<<<<

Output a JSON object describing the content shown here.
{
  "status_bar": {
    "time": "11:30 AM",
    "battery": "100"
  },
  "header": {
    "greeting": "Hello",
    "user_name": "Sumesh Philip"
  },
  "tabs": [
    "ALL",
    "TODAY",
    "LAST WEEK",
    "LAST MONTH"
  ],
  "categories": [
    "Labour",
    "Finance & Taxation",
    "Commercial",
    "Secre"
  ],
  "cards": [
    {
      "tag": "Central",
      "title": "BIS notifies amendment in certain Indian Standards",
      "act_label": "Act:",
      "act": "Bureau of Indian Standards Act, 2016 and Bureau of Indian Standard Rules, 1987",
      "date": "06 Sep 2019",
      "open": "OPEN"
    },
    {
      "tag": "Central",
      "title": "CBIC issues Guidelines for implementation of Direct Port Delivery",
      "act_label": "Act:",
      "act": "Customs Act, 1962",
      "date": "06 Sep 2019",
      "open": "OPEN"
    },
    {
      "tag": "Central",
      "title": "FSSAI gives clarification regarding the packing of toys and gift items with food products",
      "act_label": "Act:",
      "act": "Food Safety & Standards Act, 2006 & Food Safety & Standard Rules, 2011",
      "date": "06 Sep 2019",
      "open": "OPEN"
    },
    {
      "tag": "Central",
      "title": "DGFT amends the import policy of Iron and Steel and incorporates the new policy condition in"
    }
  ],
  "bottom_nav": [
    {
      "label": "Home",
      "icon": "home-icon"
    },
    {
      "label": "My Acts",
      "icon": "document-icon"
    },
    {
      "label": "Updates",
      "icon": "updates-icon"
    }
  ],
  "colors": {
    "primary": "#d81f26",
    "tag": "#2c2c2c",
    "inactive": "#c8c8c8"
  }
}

>>>>

GOAL »
Take the listing above and set it down exactly.

CORRECT RESULT »
Output a JSON object describing the content shown here.
{
  "status_bar": {
    "time": "11:30 AM",
    "battery": "100"
  },
  "header": {
    "greeting": "Hello",
    "user_name": "Sumesh Philip"
  },
  "tabs": [
    "ALL",
    "TODAY",
    "LAST WEEK",
    "LAST MONTH"
  ],
  "categories": [
    "Labour",
    "Finance & Taxation",
    "Commercial",
    "Secre"
  ],
  "cards": [
    {
      "tag": "Central",
      "title": "BIS notifies amendment in certain Indian Standards",
      "act_label": "Act:",
      "act": "Bureau of Indian Standards Act, 2016 and Bureau of Indian Standard Rules, 1987",
      "date": "06 Sep 2019",
      "open": "OPEN"
    },
    {
      "tag": "Central",
      "title": "CBIC issues Guidelines for implementation of Direct Port Delivery",
      "act_label": "Act:",
      "act": "Customs Act, 1962",
      "date": "06 Sep 2019",
      "open": "OPEN"
    },
    {
      "tag": "Central",
      "title": "FSSAI gives clarification regarding the packing of toys and gift items with food products",
      "act_label": "Act:",
      "act": "Food Safety & Standards Act, 2006 & Food Safety & Standard Rules, 2011",
      "date": "06 Sep 2019",
      "open": "OPEN"
    },
    {
      "tag": "Central",
      "title": "DGFT amends the import policy of Iron and Steel and incorporates the new policy condition in"
    }
  ],
  "bottom_nav": [
    {
      "label": "Home",
      "icon": "home-icon"
    },
    {
      "label": "My Acts",
      "icon": "document-icon"
    },
    {
      "label": "Updates",
      "icon": "updates-icon"
    }
  ],
  "colors": {
    "primary": "#d81f26",
    "tag": "#2c2c2c",
    "inactive": "#c8c8c8"
  }
}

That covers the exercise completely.